## Problem to solve
Pictures appear in the records below; write out everything else exactly.

— Start Material supplied —

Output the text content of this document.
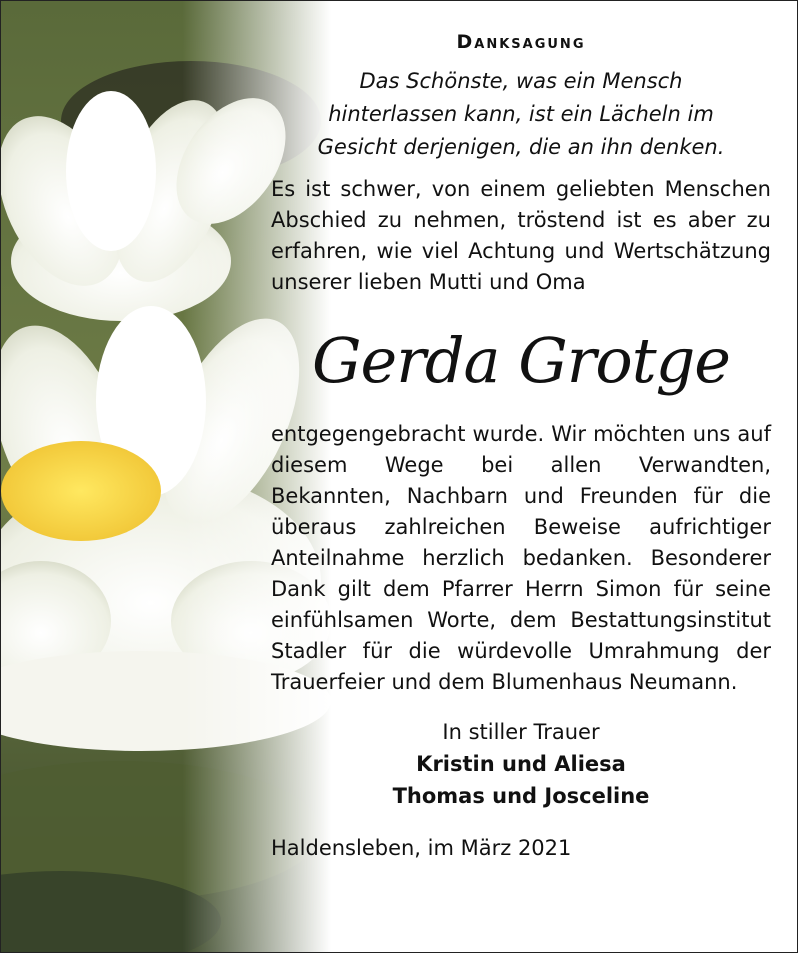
Danksagung
Das Schönste, was ein Mensch
hinterlassen kann, ist ein Lächeln im
Gesicht derjenigen, die an ihn denken.

Es ist schwer, von einem geliebten Menschen Abschied zu nehmen, tröstend ist es aber zu erfahren, wie viel Achtung und Wertschätzung unserer lieben Mutti und Oma

Gerda Grotge

entgegengebracht wurde. Wir möchten uns auf diesem Wege bei allen Verwandten, Bekannten, Nachbarn und Freunden für die überaus zahlreichen Beweise aufrichtiger Anteilnahme herzlich bedanken. Besonderer Dank gilt dem Pfarrer Herrn Simon für seine einfühlsamen Worte, dem Bestattungsinstitut Stadler für die würdevolle Umrahmung der Trauerfeier und dem Blumenhaus Neumann.

In stiller Trauer
Kristin und Aliesa
Thomas und Josceline
Haldensleben, im März 2021
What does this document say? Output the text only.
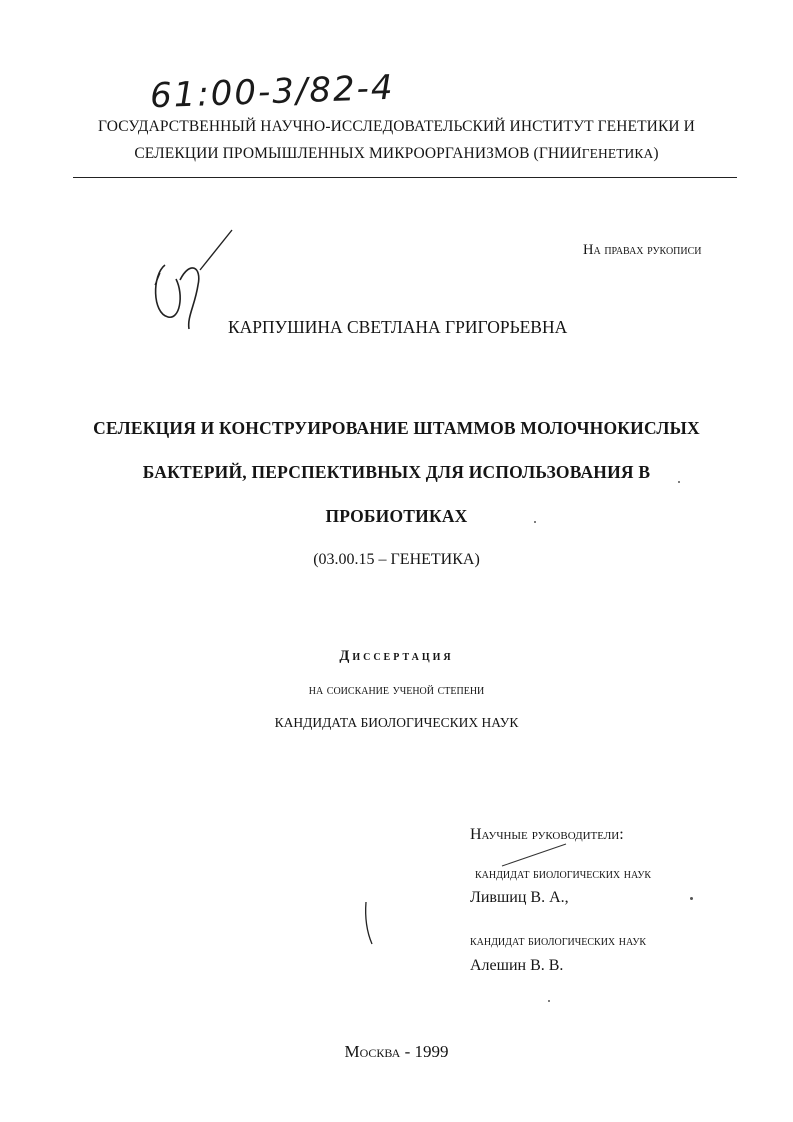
61:00-3/82-4
ГОСУДАРСТВЕННЫЙ НАУЧНО-ИССЛЕДОВАТЕЛЬСКИЙ ИНСТИТУТ ГЕНЕТИКИ И
СЕЛЕКЦИИ ПРОМЫШЛЕННЫХ МИКРООРГАНИЗМОВ (ГНИИГЕНЕТИКА)
На правах рукописи
КАРПУШИНА СВЕТЛАНА ГРИГОРЬЕВНА
СЕЛЕКЦИЯ И КОНСТРУИРОВАНИЕ ШТАММОВ МОЛОЧНОКИСЛЫХ
БАКТЕРИЙ, ПЕРСПЕКТИВНЫХ ДЛЯ ИСПОЛЬЗОВАНИЯ В
ПРОБИОТИКАХ
(03.00.15 – ГЕНЕТИКА)
Диссертация
на соискание ученой степени
КАНДИДАТА БИОЛОГИЧЕСКИХ НАУК
Научные руководители:
кандидат биологических наук
Лившиц В. А.,
кандидат биологических наук
Алешин В. В.
Москва - 1999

— End Material supplied —

## Answer to this task
Output the text content of this document.
Danksagung
Das Schönste, was ein Mensch
hinterlassen kann, ist ein Lächeln im
Gesicht derjenigen, die an ihn denken.

Es ist schwer, von einem geliebten Menschen Abschied zu nehmen, tröstend ist es aber zu erfahren, wie viel Achtung und Wertschätzung unserer lieben Mutti und Oma

Gerda Grotge

entgegengebracht wurde. Wir möchten uns auf diesem Wege bei allen Verwandten, Bekannten, Nachbarn und Freunden für die überaus zahlreichen Beweise aufrichtiger Anteilnahme herzlich bedanken. Besonderer Dank gilt dem Pfarrer Herrn Simon für seine einfühlsamen Worte, dem Bestattungsinstitut Stadler für die würdevolle Umrahmung der Trauerfeier und dem Blumenhaus Neumann.

In stiller Trauer
Kristin und Aliesa
Thomas und Josceline
Haldensleben, im März 2021
What does this document say? Output the text only.
61:00-3/82-4
ГОСУДАРСТВЕННЫЙ НАУЧНО-ИССЛЕДОВАТЕЛЬСКИЙ ИНСТИТУТ ГЕНЕТИКИ И
СЕЛЕКЦИИ ПРОМЫШЛЕННЫХ МИКРООРГАНИЗМОВ (ГНИИГЕНЕТИКА)
На правах рукописи
КАРПУШИНА СВЕТЛАНА ГРИГОРЬЕВНА
СЕЛЕКЦИЯ И КОНСТРУИРОВАНИЕ ШТАММОВ МОЛОЧНОКИСЛЫХ
БАКТЕРИЙ, ПЕРСПЕКТИВНЫХ ДЛЯ ИСПОЛЬЗОВАНИЯ В
ПРОБИОТИКАХ
(03.00.15 – ГЕНЕТИКА)
Диссертация
на соискание ученой степени
КАНДИДАТА БИОЛОГИЧЕСКИХ НАУК
Научные руководители:
кандидат биологических наук
Лившиц В. А.,
кандидат биологических наук
Алешин В. В.
Москва - 1999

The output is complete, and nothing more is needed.